● **Exercise instructions**: Report the count of lines below in which the string "xlabel" occurs; include nothing else.

● **Entries supplied**:
----

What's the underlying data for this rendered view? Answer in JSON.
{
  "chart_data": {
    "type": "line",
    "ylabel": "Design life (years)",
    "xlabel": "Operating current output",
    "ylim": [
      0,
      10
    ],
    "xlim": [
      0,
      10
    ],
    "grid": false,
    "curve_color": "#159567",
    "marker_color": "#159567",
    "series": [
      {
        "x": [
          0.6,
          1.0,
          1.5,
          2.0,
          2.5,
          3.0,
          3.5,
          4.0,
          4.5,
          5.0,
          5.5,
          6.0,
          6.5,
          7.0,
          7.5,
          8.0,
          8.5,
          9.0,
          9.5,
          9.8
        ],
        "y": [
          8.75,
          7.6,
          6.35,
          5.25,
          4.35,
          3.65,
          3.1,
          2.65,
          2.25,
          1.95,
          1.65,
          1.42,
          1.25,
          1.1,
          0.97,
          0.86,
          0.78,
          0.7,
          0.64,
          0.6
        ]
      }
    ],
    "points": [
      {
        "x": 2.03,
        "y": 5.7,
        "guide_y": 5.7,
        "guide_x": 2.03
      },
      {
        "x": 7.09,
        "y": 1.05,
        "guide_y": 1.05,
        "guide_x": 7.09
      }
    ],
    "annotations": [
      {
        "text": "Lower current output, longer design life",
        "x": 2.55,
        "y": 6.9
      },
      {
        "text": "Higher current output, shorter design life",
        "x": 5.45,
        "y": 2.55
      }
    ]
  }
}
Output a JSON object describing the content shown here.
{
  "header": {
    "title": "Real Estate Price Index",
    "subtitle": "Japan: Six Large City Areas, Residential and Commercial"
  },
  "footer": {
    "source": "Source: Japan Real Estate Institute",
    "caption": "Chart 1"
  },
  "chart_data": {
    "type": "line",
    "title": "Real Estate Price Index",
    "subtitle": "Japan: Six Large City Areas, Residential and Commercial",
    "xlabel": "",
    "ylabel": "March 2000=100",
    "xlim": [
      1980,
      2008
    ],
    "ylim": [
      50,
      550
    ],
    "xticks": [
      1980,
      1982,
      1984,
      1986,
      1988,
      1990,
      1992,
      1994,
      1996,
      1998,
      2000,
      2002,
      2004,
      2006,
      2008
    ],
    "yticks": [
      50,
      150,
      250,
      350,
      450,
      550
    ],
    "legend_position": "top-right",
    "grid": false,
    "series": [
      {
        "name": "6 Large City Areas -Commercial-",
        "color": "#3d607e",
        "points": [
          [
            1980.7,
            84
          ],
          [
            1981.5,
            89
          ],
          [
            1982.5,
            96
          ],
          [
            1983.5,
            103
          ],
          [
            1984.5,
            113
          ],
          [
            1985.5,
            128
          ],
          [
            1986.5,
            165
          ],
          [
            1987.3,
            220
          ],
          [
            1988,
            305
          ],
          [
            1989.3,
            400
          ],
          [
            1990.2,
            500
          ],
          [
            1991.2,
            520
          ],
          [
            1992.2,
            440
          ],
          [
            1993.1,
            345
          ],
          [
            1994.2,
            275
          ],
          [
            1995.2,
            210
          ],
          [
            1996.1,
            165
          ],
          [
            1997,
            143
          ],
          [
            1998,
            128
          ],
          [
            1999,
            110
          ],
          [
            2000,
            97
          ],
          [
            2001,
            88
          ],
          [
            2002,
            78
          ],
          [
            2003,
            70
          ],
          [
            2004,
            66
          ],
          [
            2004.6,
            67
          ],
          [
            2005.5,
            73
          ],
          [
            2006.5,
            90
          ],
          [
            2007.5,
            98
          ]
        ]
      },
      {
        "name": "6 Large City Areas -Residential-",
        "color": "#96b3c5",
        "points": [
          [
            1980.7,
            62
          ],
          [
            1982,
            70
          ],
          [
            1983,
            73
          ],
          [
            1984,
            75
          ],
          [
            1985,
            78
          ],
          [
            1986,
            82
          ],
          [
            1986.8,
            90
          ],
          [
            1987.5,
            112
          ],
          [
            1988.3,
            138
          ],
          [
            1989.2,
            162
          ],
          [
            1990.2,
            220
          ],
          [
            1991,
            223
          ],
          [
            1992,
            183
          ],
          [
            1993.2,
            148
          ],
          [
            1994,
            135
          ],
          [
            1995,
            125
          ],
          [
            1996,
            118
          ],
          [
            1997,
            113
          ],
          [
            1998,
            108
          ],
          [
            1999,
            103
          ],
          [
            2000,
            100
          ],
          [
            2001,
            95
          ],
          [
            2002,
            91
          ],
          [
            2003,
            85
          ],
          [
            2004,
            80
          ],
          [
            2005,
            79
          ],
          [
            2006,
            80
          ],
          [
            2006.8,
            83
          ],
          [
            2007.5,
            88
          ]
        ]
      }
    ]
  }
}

----

● **Task response**: 2